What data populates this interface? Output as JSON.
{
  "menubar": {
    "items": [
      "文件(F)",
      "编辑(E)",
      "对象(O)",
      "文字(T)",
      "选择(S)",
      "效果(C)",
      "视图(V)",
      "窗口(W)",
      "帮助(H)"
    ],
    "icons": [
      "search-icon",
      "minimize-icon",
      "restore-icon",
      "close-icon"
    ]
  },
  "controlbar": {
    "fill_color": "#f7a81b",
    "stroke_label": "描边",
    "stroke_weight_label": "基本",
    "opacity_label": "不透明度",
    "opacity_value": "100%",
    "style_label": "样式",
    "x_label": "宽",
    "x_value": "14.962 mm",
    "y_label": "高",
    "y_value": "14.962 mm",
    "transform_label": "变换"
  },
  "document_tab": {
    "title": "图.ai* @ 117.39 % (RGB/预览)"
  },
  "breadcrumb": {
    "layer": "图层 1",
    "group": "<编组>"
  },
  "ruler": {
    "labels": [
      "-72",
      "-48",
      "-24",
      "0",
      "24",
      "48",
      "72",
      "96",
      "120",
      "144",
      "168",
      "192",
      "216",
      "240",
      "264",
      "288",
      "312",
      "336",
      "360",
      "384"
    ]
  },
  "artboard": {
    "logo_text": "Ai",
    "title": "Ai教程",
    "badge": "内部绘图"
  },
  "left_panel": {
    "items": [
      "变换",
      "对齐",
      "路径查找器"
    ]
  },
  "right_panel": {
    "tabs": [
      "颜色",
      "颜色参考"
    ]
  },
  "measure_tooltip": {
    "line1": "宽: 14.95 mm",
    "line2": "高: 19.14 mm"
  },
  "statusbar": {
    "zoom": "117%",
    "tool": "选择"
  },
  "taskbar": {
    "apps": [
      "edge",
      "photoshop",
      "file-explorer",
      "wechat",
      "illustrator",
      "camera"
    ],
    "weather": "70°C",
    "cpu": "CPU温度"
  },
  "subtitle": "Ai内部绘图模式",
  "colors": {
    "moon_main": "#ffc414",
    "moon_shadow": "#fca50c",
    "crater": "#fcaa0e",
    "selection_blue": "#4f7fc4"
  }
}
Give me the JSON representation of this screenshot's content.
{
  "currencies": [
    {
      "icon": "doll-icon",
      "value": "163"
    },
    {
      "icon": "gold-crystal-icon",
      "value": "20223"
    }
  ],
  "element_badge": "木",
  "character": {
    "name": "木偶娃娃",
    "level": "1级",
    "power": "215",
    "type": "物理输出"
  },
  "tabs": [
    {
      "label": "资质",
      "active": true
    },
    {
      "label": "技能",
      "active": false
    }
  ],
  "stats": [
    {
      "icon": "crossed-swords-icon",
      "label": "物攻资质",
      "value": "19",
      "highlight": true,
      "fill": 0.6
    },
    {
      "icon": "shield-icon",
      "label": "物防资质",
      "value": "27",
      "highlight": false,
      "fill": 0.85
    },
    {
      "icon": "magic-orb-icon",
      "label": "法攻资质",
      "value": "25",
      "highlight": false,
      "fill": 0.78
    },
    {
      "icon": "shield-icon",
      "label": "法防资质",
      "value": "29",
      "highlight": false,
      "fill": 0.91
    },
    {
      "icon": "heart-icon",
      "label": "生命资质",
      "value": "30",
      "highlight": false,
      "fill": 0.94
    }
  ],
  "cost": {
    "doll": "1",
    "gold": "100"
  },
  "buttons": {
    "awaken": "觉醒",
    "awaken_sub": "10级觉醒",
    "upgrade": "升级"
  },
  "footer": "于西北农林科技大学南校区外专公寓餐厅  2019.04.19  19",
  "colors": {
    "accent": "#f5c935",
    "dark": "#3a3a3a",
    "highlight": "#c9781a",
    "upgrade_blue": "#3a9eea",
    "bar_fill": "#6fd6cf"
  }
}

※

Your objective: Return the whole listing exactly, with every line included.

Expected output:
What data populates this interface? Output as JSON.
{
  "menubar": {
    "items": [
      "文件(F)",
      "编辑(E)",
      "对象(O)",
      "文字(T)",
      "选择(S)",
      "效果(C)",
      "视图(V)",
      "窗口(W)",
      "帮助(H)"
    ],
    "icons": [
      "search-icon",
      "minimize-icon",
      "restore-icon",
      "close-icon"
    ]
  },
  "controlbar": {
    "fill_color": "#f7a81b",
    "stroke_label": "描边",
    "stroke_weight_label": "基本",
    "opacity_label": "不透明度",
    "opacity_value": "100%",
    "style_label": "样式",
    "x_label": "宽",
    "x_value": "14.962 mm",
    "y_label": "高",
    "y_value": "14.962 mm",
    "transform_label": "变换"
  },
  "document_tab": {
    "title": "图.ai* @ 117.39 % (RGB/预览)"
  },
  "breadcrumb": {
    "layer": "图层 1",
    "group": "<编组>"
  },
  "ruler": {
    "labels": [
      "-72",
      "-48",
      "-24",
      "0",
      "24",
      "48",
      "72",
      "96",
      "120",
      "144",
      "168",
      "192",
      "216",
      "240",
      "264",
      "288",
      "312",
      "336",
      "360",
      "384"
    ]
  },
  "artboard": {
    "logo_text": "Ai",
    "title": "Ai教程",
    "badge": "内部绘图"
  },
  "left_panel": {
    "items": [
      "变换",
      "对齐",
      "路径查找器"
    ]
  },
  "right_panel": {
    "tabs": [
      "颜色",
      "颜色参考"
    ]
  },
  "measure_tooltip": {
    "line1": "宽: 14.95 mm",
    "line2": "高: 19.14 mm"
  },
  "statusbar": {
    "zoom": "117%",
    "tool": "选择"
  },
  "taskbar": {
    "apps": [
      "edge",
      "photoshop",
      "file-explorer",
      "wechat",
      "illustrator",
      "camera"
    ],
    "weather": "70°C",
    "cpu": "CPU温度"
  },
  "subtitle": "Ai内部绘图模式",
  "colors": {
    "moon_main": "#ffc414",
    "moon_shadow": "#fca50c",
    "crater": "#fcaa0e",
    "selection_blue": "#4f7fc4"
  }
}
Give me the JSON representation of this screenshot's content.
{
  "currencies": [
    {
      "icon": "doll-icon",
      "value": "163"
    },
    {
      "icon": "gold-crystal-icon",
      "value": "20223"
    }
  ],
  "element_badge": "木",
  "character": {
    "name": "木偶娃娃",
    "level": "1级",
    "power": "215",
    "type": "物理输出"
  },
  "tabs": [
    {
      "label": "资质",
      "active": true
    },
    {
      "label": "技能",
      "active": false
    }
  ],
  "stats": [
    {
      "icon": "crossed-swords-icon",
      "label": "物攻资质",
      "value": "19",
      "highlight": true,
      "fill": 0.6
    },
    {
      "icon": "shield-icon",
      "label": "物防资质",
      "value": "27",
      "highlight": false,
      "fill": 0.85
    },
    {
      "icon": "magic-orb-icon",
      "label": "法攻资质",
      "value": "25",
      "highlight": false,
      "fill": 0.78
    },
    {
      "icon": "shield-icon",
      "label": "法防资质",
      "value": "29",
      "highlight": false,
      "fill": 0.91
    },
    {
      "icon": "heart-icon",
      "label": "生命资质",
      "value": "30",
      "highlight": false,
      "fill": 0.94
    }
  ],
  "cost": {
    "doll": "1",
    "gold": "100"
  },
  "buttons": {
    "awaken": "觉醒",
    "awaken_sub": "10级觉醒",
    "upgrade": "升级"
  },
  "footer": "于西北农林科技大学南校区外专公寓餐厅  2019.04.19  19",
  "colors": {
    "accent": "#f5c935",
    "dark": "#3a3a3a",
    "highlight": "#c9781a",
    "upgrade_blue": "#3a9eea",
    "bar_fill": "#6fd6cf"
  }
}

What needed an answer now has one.